Return each line containing the string "موضوع".

> **Source records**:
▼
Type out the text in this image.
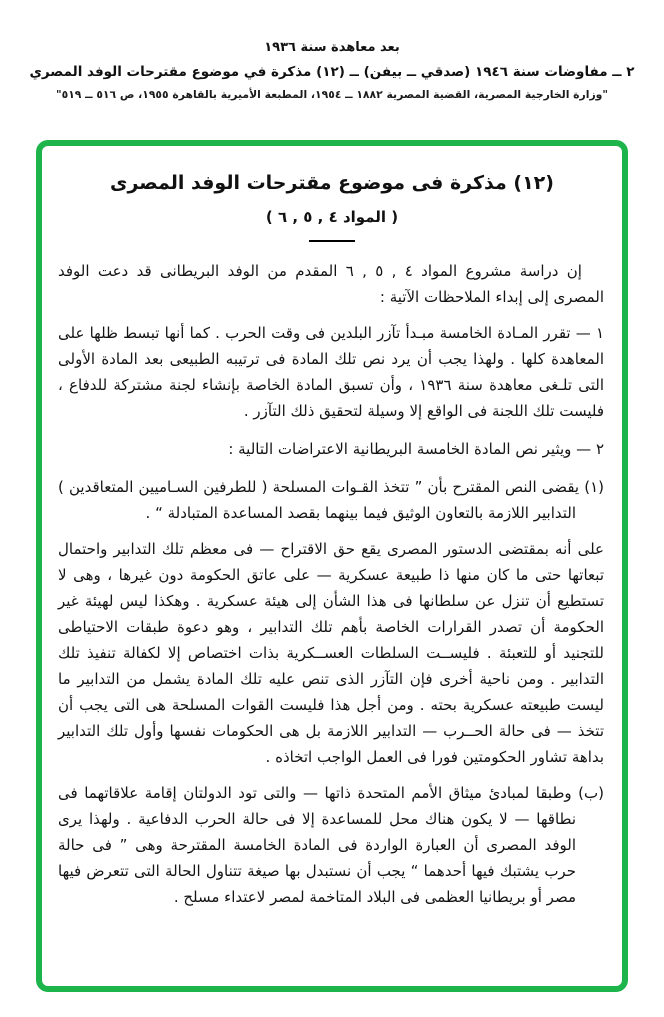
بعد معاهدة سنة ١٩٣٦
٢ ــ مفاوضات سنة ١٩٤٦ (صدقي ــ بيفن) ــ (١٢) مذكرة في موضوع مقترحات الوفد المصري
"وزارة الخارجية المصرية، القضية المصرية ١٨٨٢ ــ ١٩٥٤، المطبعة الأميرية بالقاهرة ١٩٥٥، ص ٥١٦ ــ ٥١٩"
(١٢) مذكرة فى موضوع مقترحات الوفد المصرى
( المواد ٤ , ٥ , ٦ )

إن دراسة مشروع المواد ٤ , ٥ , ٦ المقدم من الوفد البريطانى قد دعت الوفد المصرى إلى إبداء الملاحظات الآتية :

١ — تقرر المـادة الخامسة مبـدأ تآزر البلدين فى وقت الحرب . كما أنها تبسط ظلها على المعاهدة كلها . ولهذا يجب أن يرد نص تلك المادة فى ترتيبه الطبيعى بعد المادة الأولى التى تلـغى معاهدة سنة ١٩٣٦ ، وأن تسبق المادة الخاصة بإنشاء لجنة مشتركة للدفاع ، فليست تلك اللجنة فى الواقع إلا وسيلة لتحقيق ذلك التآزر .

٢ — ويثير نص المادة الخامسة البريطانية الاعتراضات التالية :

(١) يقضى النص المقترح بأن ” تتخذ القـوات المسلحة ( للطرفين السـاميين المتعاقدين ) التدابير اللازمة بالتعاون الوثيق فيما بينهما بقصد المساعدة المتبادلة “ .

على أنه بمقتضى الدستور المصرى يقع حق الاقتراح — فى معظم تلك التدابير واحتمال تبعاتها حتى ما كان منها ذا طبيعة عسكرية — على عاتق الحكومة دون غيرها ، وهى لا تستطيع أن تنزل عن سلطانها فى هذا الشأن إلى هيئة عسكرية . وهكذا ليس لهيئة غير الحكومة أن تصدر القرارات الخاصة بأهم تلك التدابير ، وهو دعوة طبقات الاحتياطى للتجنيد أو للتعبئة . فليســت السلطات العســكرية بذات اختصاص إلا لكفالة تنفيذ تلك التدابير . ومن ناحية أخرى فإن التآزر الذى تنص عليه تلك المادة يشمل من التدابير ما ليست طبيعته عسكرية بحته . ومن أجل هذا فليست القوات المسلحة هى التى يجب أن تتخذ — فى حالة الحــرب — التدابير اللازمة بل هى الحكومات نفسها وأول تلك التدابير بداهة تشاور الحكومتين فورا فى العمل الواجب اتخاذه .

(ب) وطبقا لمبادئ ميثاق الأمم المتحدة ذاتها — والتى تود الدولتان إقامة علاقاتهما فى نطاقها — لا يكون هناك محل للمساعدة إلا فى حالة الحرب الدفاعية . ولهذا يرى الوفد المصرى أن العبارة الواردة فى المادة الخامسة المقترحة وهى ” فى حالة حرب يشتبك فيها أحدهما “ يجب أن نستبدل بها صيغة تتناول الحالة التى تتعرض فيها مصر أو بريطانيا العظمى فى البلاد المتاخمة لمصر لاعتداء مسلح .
▲
▼
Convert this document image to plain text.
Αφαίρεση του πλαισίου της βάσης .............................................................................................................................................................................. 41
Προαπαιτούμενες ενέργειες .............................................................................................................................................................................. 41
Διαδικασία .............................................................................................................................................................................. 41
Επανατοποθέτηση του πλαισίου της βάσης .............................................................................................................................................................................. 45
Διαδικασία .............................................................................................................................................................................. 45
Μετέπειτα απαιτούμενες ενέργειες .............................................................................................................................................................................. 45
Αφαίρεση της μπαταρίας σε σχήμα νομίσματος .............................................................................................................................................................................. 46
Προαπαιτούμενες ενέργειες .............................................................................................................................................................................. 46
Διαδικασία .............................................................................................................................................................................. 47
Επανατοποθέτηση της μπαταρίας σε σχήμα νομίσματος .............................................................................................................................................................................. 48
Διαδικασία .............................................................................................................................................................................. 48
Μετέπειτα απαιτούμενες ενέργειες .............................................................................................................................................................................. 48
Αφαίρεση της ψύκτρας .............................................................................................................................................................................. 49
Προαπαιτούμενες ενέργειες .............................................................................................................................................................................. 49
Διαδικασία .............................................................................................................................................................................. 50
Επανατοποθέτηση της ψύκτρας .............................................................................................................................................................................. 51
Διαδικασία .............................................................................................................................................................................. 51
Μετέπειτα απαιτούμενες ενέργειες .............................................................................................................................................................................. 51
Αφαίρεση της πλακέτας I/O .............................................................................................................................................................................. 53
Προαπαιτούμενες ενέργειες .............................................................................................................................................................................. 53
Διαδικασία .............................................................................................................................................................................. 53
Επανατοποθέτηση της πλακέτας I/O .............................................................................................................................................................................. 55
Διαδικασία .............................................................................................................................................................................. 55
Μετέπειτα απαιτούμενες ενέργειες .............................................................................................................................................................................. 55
▲
> **Problem solution**:
٢ ــ مفاوضات سنة ١٩٤٦ (صدقي ــ بيفن) ــ (١٢) مذكرة في موضوع مقترحات الوفد المصري
(١٢) مذكرة فى موضوع مقترحات الوفد المصرى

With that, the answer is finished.